▸ **PROBLEM STATEMENT**:
Copy out every line of the entries below with no changes to wording, numbers, symbols, or order.
Start of INPUT DATA
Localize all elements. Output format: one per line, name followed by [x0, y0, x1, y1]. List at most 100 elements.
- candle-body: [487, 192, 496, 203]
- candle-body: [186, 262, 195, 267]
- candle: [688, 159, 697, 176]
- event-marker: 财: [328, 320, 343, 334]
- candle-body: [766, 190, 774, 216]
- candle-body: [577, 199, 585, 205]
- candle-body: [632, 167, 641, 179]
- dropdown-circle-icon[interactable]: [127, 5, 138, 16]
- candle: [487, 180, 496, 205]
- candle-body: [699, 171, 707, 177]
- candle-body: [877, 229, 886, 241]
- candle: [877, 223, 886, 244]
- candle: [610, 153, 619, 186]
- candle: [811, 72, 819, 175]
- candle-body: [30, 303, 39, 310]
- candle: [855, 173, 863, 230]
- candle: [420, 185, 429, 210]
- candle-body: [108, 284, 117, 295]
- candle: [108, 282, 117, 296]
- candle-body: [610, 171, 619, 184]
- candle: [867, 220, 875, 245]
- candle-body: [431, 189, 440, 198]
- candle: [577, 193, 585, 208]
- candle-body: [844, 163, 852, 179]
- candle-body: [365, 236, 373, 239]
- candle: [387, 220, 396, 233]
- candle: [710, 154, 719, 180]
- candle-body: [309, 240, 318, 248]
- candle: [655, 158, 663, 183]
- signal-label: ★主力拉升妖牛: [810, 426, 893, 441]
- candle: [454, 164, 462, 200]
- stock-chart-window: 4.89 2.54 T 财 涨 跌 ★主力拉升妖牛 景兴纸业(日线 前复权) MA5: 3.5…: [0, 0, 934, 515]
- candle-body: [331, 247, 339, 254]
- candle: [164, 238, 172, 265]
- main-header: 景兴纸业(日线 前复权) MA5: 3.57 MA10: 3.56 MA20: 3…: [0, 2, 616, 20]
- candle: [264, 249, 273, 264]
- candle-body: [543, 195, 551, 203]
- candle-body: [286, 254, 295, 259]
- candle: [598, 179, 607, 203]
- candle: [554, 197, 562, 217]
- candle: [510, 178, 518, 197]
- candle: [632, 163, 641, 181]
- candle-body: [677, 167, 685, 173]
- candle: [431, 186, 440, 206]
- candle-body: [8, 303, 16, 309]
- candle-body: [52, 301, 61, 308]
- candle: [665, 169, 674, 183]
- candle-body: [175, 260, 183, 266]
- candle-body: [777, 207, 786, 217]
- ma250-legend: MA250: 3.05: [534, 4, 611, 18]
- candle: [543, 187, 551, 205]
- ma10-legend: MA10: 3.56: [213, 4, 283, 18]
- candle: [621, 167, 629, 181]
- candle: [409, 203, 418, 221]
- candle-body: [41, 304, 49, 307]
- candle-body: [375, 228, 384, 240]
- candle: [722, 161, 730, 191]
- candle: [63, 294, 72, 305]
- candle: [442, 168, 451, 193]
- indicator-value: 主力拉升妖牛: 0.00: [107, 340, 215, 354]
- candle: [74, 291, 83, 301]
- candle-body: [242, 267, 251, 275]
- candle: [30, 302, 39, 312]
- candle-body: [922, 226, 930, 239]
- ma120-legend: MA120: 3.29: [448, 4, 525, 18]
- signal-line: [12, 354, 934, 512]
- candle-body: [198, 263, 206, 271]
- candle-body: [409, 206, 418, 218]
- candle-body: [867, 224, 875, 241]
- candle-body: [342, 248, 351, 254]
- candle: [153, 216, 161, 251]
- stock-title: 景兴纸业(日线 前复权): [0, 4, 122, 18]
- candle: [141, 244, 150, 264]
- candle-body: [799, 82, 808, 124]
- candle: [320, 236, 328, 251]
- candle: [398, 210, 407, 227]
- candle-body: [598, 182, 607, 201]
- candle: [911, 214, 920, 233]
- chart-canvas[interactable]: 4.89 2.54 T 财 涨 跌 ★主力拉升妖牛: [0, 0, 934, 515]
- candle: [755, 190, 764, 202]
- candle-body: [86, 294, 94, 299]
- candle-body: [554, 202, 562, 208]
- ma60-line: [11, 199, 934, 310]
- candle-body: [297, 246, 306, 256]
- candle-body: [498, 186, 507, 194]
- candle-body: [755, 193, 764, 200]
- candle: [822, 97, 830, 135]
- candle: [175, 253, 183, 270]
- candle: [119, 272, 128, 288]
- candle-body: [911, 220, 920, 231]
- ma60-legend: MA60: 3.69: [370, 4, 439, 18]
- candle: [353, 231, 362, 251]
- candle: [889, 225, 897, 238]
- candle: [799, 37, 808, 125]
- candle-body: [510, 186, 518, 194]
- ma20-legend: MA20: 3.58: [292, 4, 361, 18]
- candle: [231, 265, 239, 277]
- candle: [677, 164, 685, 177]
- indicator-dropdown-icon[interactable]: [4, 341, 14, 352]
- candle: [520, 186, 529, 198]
End of INPUT DATA
▸ **THE COMPLETED TASK**:
Localize all elements. Output format: one per line, name followed by [x0, y0, x1, y1]. List at most 100 elements.
- candle-body: [487, 192, 496, 203]
- candle-body: [186, 262, 195, 267]
- candle: [688, 159, 697, 176]
- event-marker: 财: [328, 320, 343, 334]
- candle-body: [766, 190, 774, 216]
- candle-body: [577, 199, 585, 205]
- candle-body: [632, 167, 641, 179]
- dropdown-circle-icon[interactable]: [127, 5, 138, 16]
- candle: [487, 180, 496, 205]
- candle-body: [699, 171, 707, 177]
- candle-body: [877, 229, 886, 241]
- candle: [877, 223, 886, 244]
- candle: [610, 153, 619, 186]
- candle: [811, 72, 819, 175]
- candle-body: [30, 303, 39, 310]
- candle: [855, 173, 863, 230]
- candle: [420, 185, 429, 210]
- candle-body: [108, 284, 117, 295]
- candle: [108, 282, 117, 296]
- candle-body: [610, 171, 619, 184]
- candle: [867, 220, 875, 245]
- candle-body: [431, 189, 440, 198]
- candle: [577, 193, 585, 208]
- candle-body: [844, 163, 852, 179]
- candle-body: [365, 236, 373, 239]
- candle: [387, 220, 396, 233]
- candle: [710, 154, 719, 180]
- candle-body: [309, 240, 318, 248]
- candle: [655, 158, 663, 183]
- signal-label: ★主力拉升妖牛: [810, 426, 893, 441]
- candle: [454, 164, 462, 200]
- stock-chart-window: 4.89 2.54 T 财 涨 跌 ★主力拉升妖牛 景兴纸业(日线 前复权) MA5: 3.5…: [0, 0, 934, 515]
- candle-body: [331, 247, 339, 254]
- candle: [164, 238, 172, 265]
- main-header: 景兴纸业(日线 前复权) MA5: 3.57 MA10: 3.56 MA20: 3…: [0, 2, 616, 20]
- candle: [264, 249, 273, 264]
- candle-body: [543, 195, 551, 203]
- candle-body: [286, 254, 295, 259]
- candle: [598, 179, 607, 203]
- candle: [554, 197, 562, 217]
- candle: [510, 178, 518, 197]
- candle: [632, 163, 641, 181]
- candle-body: [677, 167, 685, 173]
- candle: [431, 186, 440, 206]
- candle-body: [8, 303, 16, 309]
- candle-body: [52, 301, 61, 308]
- candle: [665, 169, 674, 183]
- candle-body: [175, 260, 183, 266]
- candle-body: [777, 207, 786, 217]
- ma250-legend: MA250: 3.05: [534, 4, 611, 18]
- candle: [543, 187, 551, 205]
- ma10-legend: MA10: 3.56: [213, 4, 283, 18]
- candle: [621, 167, 629, 181]
- candle: [409, 203, 418, 221]
- candle-body: [41, 304, 49, 307]
- candle-body: [375, 228, 384, 240]
- candle: [722, 161, 730, 191]
- candle: [63, 294, 72, 305]
- candle: [442, 168, 451, 193]
- indicator-value: 主力拉升妖牛: 0.00: [107, 340, 215, 354]
- candle: [74, 291, 83, 301]
- candle-body: [242, 267, 251, 275]
- candle: [30, 302, 39, 312]
- candle-body: [922, 226, 930, 239]
- ma120-legend: MA120: 3.29: [448, 4, 525, 18]
- signal-line: [12, 354, 934, 512]
- candle-body: [198, 263, 206, 271]
- candle-body: [409, 206, 418, 218]
- candle-body: [867, 224, 875, 241]
- candle-body: [342, 248, 351, 254]
- candle: [153, 216, 161, 251]
- stock-title: 景兴纸业(日线 前复权): [0, 4, 122, 18]
- candle: [141, 244, 150, 264]
- candle-body: [799, 82, 808, 124]
- candle: [320, 236, 328, 251]
- candle: [398, 210, 407, 227]
- candle-body: [598, 182, 607, 201]
- candle: [911, 214, 920, 233]
- chart-canvas[interactable]: 4.89 2.54 T 财 涨 跌 ★主力拉升妖牛: [0, 0, 934, 515]
- candle: [755, 190, 764, 202]
- candle-body: [86, 294, 94, 299]
- candle-body: [554, 202, 562, 208]
- ma60-line: [11, 199, 934, 310]
- candle-body: [297, 246, 306, 256]
- candle-body: [498, 186, 507, 194]
- candle-body: [755, 193, 764, 200]
- candle: [822, 97, 830, 135]
- candle: [175, 253, 183, 270]
- candle: [119, 272, 128, 288]
- candle-body: [911, 220, 920, 231]
- ma60-legend: MA60: 3.69: [370, 4, 439, 18]
- candle: [353, 231, 362, 251]
- candle: [889, 225, 897, 238]
- candle: [799, 37, 808, 125]
- candle-body: [510, 186, 518, 194]
- ma20-legend: MA20: 3.58: [292, 4, 361, 18]
- candle: [231, 265, 239, 277]
- candle: [677, 164, 685, 177]
- indicator-dropdown-icon[interactable]: [4, 341, 14, 352]
- candle: [520, 186, 529, 198]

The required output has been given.